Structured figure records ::
•••••

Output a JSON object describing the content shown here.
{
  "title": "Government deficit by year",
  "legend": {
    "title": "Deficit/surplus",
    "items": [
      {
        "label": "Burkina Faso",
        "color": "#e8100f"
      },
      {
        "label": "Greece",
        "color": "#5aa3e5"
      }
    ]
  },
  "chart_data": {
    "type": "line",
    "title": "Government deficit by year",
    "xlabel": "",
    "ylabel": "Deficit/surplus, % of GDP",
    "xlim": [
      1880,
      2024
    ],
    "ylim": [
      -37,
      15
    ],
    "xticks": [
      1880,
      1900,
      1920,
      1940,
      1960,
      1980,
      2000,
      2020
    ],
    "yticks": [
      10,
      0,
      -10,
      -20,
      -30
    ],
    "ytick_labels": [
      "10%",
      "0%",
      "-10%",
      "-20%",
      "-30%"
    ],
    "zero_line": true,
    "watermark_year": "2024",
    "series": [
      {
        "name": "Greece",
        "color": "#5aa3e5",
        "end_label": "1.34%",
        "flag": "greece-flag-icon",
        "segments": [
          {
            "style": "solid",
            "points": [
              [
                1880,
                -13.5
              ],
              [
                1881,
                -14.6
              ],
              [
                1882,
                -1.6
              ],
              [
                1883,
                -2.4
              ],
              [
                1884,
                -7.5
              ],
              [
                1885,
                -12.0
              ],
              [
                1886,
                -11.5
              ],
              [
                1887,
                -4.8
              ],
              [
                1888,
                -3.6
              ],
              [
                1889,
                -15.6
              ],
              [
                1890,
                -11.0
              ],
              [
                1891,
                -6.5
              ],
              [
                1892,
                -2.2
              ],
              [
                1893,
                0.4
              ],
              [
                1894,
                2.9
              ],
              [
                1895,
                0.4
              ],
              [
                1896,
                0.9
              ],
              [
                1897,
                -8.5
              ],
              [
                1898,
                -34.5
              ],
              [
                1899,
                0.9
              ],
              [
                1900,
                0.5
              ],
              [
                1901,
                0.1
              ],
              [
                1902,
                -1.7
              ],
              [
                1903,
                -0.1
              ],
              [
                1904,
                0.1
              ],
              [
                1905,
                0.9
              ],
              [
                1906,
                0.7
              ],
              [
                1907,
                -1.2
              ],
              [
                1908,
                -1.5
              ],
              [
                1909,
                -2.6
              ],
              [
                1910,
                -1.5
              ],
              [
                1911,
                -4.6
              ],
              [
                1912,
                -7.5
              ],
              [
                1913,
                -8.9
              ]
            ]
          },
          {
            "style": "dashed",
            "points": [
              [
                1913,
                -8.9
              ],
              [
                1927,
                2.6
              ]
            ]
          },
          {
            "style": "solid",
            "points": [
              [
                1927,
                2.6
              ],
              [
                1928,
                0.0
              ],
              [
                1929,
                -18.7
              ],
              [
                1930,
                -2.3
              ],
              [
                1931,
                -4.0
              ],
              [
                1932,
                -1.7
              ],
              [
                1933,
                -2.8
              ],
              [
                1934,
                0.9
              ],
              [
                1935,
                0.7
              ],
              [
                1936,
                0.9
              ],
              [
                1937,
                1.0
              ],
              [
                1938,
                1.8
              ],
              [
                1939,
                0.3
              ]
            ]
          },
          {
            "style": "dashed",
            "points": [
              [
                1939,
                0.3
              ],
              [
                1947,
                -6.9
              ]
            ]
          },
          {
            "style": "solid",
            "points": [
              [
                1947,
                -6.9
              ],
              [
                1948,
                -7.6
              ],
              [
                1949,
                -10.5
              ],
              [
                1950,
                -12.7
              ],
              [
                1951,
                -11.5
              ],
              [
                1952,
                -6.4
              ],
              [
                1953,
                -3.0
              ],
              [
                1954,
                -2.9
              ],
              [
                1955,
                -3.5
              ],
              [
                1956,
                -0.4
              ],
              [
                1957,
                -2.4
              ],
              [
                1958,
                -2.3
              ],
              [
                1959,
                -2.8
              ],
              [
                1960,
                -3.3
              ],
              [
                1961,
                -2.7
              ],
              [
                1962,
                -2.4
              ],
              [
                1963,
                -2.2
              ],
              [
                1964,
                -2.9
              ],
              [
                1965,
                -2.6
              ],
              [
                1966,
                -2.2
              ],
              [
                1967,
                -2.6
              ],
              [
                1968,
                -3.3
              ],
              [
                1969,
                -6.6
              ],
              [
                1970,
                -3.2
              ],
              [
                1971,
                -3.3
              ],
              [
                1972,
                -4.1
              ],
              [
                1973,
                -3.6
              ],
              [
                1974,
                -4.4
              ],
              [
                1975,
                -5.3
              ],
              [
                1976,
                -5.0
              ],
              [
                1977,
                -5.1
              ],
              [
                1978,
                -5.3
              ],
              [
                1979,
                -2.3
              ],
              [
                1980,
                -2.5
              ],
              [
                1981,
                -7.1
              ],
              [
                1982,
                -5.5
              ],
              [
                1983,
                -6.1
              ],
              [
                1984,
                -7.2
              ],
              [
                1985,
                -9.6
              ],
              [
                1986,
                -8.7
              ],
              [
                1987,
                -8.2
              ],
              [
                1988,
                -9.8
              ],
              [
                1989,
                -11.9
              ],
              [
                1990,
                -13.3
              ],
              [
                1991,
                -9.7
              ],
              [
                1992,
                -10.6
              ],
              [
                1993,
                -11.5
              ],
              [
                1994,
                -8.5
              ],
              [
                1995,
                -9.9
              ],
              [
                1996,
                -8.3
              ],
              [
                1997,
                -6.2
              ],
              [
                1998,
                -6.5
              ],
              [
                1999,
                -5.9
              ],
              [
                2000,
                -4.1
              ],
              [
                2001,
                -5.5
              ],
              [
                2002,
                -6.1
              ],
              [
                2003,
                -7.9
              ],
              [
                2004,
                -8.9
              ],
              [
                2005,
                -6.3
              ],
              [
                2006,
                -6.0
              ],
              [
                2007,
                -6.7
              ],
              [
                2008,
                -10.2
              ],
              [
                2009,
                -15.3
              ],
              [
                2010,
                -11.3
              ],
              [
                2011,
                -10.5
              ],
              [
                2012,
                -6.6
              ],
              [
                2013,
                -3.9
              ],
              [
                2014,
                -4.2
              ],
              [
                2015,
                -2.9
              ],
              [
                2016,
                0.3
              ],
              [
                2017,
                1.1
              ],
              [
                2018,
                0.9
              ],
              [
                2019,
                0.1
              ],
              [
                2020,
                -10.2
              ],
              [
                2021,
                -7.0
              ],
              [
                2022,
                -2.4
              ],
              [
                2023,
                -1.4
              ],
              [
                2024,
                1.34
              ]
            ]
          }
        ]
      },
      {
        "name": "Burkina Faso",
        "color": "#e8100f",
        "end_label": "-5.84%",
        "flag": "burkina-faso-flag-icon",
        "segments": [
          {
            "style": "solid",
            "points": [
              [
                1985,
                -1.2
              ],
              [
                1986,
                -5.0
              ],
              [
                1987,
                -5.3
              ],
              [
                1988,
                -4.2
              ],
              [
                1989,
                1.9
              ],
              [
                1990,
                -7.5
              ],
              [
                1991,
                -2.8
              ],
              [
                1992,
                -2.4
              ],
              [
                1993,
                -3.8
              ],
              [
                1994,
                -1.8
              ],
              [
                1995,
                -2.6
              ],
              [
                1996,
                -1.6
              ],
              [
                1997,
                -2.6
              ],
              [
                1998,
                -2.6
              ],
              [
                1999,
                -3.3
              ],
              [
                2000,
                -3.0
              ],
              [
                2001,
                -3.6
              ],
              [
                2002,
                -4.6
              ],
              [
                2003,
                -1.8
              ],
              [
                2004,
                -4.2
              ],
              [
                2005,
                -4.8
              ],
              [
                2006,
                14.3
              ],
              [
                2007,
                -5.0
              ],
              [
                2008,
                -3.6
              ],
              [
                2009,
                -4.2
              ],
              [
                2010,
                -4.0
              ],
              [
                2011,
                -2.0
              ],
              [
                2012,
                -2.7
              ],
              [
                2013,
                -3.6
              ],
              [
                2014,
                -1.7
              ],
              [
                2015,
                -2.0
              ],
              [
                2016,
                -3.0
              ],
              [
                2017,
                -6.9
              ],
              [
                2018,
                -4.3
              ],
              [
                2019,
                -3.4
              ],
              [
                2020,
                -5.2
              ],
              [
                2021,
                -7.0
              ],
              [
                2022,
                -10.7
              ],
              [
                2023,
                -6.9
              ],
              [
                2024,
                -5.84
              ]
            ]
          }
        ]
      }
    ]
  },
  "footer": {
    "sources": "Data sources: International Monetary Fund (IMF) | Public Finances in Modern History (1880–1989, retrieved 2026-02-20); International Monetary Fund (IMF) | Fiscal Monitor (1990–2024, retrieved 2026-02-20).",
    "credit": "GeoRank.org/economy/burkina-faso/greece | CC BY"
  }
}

•••••

EXERCISE DESCRIPTION ::
In the entries above, locate every line with the word "Government" and copy it.

THE REPLY ::
  "title": "Government deficit by year",
    "title": "Government deficit by year",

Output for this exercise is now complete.